**Problem to work on:**
Images do not belong in the copy. Retype all the entries below exactly.

**Data for this exercise:**

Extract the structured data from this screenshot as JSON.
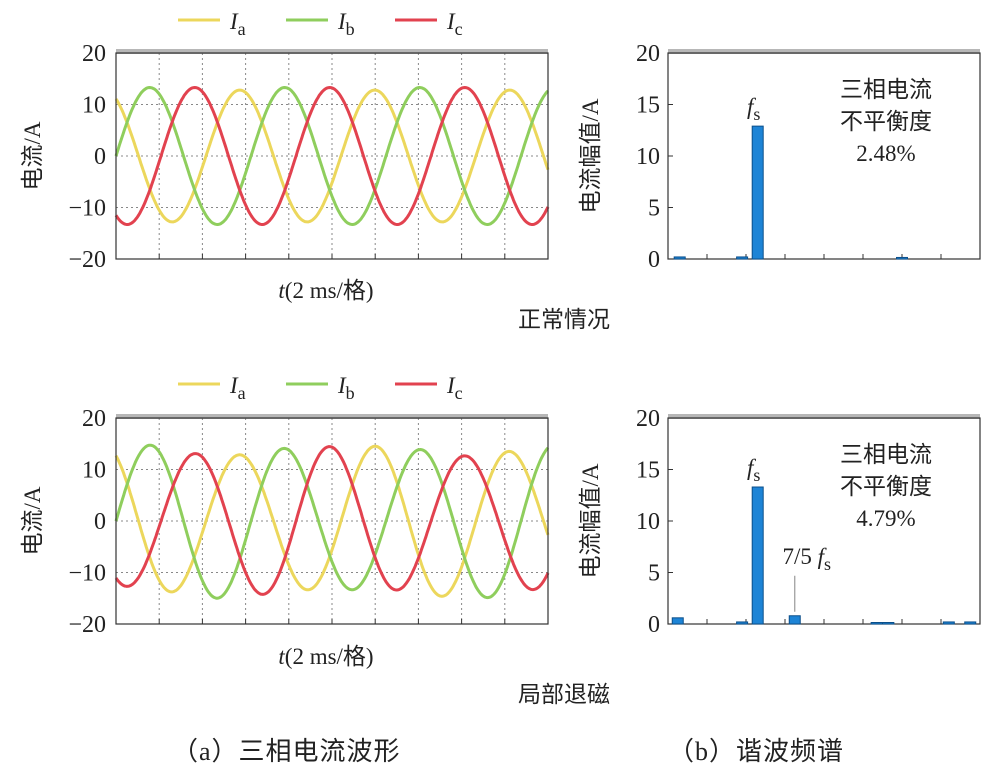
{
  "captions": {
    "a": "（a）三相电流波形",
    "b": "（b）谐波频谱"
  },
  "colors": {
    "Ia": "#ecd75c",
    "Ib": "#8fce5d",
    "Ic": "#e2424f",
    "bar": "#1d84d6",
    "bar_edge": "#0b4f8a"
  },
  "chart_data": [
    {
      "id": "wave-normal",
      "type": "line",
      "title": "正常情况",
      "xlabel_italic": "t",
      "xlabel": "(2 ms/格)",
      "ylabel": "电流/A",
      "ylim": [
        -20,
        20
      ],
      "yticks": [
        20,
        10,
        0,
        -10,
        -20
      ],
      "x": [
        0,
        20
      ],
      "grid": true,
      "legend": "top",
      "period_ms": 6.25,
      "series": [
        {
          "name": "I",
          "sub": "a",
          "key": "Ia",
          "amplitude": 12.8,
          "phase_deg": 120
        },
        {
          "name": "I",
          "sub": "b",
          "key": "Ib",
          "amplitude": 13.3,
          "phase_deg": 0
        },
        {
          "name": "I",
          "sub": "c",
          "key": "Ic",
          "amplitude": 13.3,
          "phase_deg": -120
        }
      ]
    },
    {
      "id": "wave-demag",
      "type": "line",
      "title": "局部退磁",
      "xlabel_italic": "t",
      "xlabel": "(2 ms/格)",
      "ylabel": "电流/A",
      "ylim": [
        -20,
        20
      ],
      "yticks": [
        20,
        10,
        0,
        -10,
        -20
      ],
      "x": [
        0,
        20
      ],
      "grid": true,
      "legend": "top",
      "period_ms": 6.25,
      "series": [
        {
          "name": "I",
          "sub": "a",
          "key": "Ia",
          "amplitude": 13.8,
          "phase_deg": 120,
          "mod": 0.07
        },
        {
          "name": "I",
          "sub": "b",
          "key": "Ib",
          "amplitude": 14.2,
          "phase_deg": 0,
          "mod": 0.06
        },
        {
          "name": "I",
          "sub": "c",
          "key": "Ic",
          "amplitude": 13.6,
          "phase_deg": -120,
          "mod": 0.07
        }
      ]
    },
    {
      "id": "spec-normal",
      "type": "bar",
      "ylabel": "电流幅值/A",
      "ylim": [
        0,
        20
      ],
      "yticks": [
        20,
        15,
        10,
        5,
        0
      ],
      "xdivisions": 8,
      "bars": [
        {
          "pos": 0.3,
          "value": 0.2
        },
        {
          "pos": 1.9,
          "value": 0.2
        },
        {
          "pos": 2.3,
          "value": 12.9
        },
        {
          "pos": 6.0,
          "value": 0.15
        }
      ],
      "labels": [
        {
          "text": "f",
          "sub": "s",
          "bar": 2
        }
      ],
      "annotation": [
        "三相电流",
        "不平衡度",
        "2.48%"
      ]
    },
    {
      "id": "spec-demag",
      "type": "bar",
      "ylabel": "电流幅值/A",
      "ylim": [
        0,
        20
      ],
      "yticks": [
        20,
        15,
        10,
        5,
        0
      ],
      "xdivisions": 8,
      "bars": [
        {
          "pos": 0.25,
          "value": 0.6
        },
        {
          "pos": 1.9,
          "value": 0.2
        },
        {
          "pos": 2.3,
          "value": 13.3
        },
        {
          "pos": 3.25,
          "value": 0.8
        },
        {
          "pos": 5.35,
          "value": 0.1
        },
        {
          "pos": 5.65,
          "value": 0.1
        },
        {
          "pos": 7.2,
          "value": 0.2
        },
        {
          "pos": 7.75,
          "value": 0.2
        }
      ],
      "labels": [
        {
          "text": "f",
          "sub": "s",
          "bar": 2
        },
        {
          "text": "7/5 ",
          "text_italic": "f",
          "sub": "s",
          "bar": 3
        }
      ],
      "annotation": [
        "三相电流",
        "不平衡度",
        "4.79%"
      ]
    }
  ]
}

**Output:**
Extract the structured data from this screenshot as JSON.
{
  "captions": {
    "a": "（a）三相电流波形",
    "b": "（b）谐波频谱"
  },
  "colors": {
    "Ia": "#ecd75c",
    "Ib": "#8fce5d",
    "Ic": "#e2424f",
    "bar": "#1d84d6",
    "bar_edge": "#0b4f8a"
  },
  "chart_data": [
    {
      "id": "wave-normal",
      "type": "line",
      "title": "正常情况",
      "xlabel_italic": "t",
      "xlabel": "(2 ms/格)",
      "ylabel": "电流/A",
      "ylim": [
        -20,
        20
      ],
      "yticks": [
        20,
        10,
        0,
        -10,
        -20
      ],
      "x": [
        0,
        20
      ],
      "grid": true,
      "legend": "top",
      "period_ms": 6.25,
      "series": [
        {
          "name": "I",
          "sub": "a",
          "key": "Ia",
          "amplitude": 12.8,
          "phase_deg": 120
        },
        {
          "name": "I",
          "sub": "b",
          "key": "Ib",
          "amplitude": 13.3,
          "phase_deg": 0
        },
        {
          "name": "I",
          "sub": "c",
          "key": "Ic",
          "amplitude": 13.3,
          "phase_deg": -120
        }
      ]
    },
    {
      "id": "wave-demag",
      "type": "line",
      "title": "局部退磁",
      "xlabel_italic": "t",
      "xlabel": "(2 ms/格)",
      "ylabel": "电流/A",
      "ylim": [
        -20,
        20
      ],
      "yticks": [
        20,
        10,
        0,
        -10,
        -20
      ],
      "x": [
        0,
        20
      ],
      "grid": true,
      "legend": "top",
      "period_ms": 6.25,
      "series": [
        {
          "name": "I",
          "sub": "a",
          "key": "Ia",
          "amplitude": 13.8,
          "phase_deg": 120,
          "mod": 0.07
        },
        {
          "name": "I",
          "sub": "b",
          "key": "Ib",
          "amplitude": 14.2,
          "phase_deg": 0,
          "mod": 0.06
        },
        {
          "name": "I",
          "sub": "c",
          "key": "Ic",
          "amplitude": 13.6,
          "phase_deg": -120,
          "mod": 0.07
        }
      ]
    },
    {
      "id": "spec-normal",
      "type": "bar",
      "ylabel": "电流幅值/A",
      "ylim": [
        0,
        20
      ],
      "yticks": [
        20,
        15,
        10,
        5,
        0
      ],
      "xdivisions": 8,
      "bars": [
        {
          "pos": 0.3,
          "value": 0.2
        },
        {
          "pos": 1.9,
          "value": 0.2
        },
        {
          "pos": 2.3,
          "value": 12.9
        },
        {
          "pos": 6.0,
          "value": 0.15
        }
      ],
      "labels": [
        {
          "text": "f",
          "sub": "s",
          "bar": 2
        }
      ],
      "annotation": [
        "三相电流",
        "不平衡度",
        "2.48%"
      ]
    },
    {
      "id": "spec-demag",
      "type": "bar",
      "ylabel": "电流幅值/A",
      "ylim": [
        0,
        20
      ],
      "yticks": [
        20,
        15,
        10,
        5,
        0
      ],
      "xdivisions": 8,
      "bars": [
        {
          "pos": 0.25,
          "value": 0.6
        },
        {
          "pos": 1.9,
          "value": 0.2
        },
        {
          "pos": 2.3,
          "value": 13.3
        },
        {
          "pos": 3.25,
          "value": 0.8
        },
        {
          "pos": 5.35,
          "value": 0.1
        },
        {
          "pos": 5.65,
          "value": 0.1
        },
        {
          "pos": 7.2,
          "value": 0.2
        },
        {
          "pos": 7.75,
          "value": 0.2
        }
      ],
      "labels": [
        {
          "text": "f",
          "sub": "s",
          "bar": 2
        },
        {
          "text": "7/5 ",
          "text_italic": "f",
          "sub": "s",
          "bar": 3
        }
      ],
      "annotation": [
        "三相电流",
        "不平衡度",
        "4.79%"
      ]
    }
  ]
}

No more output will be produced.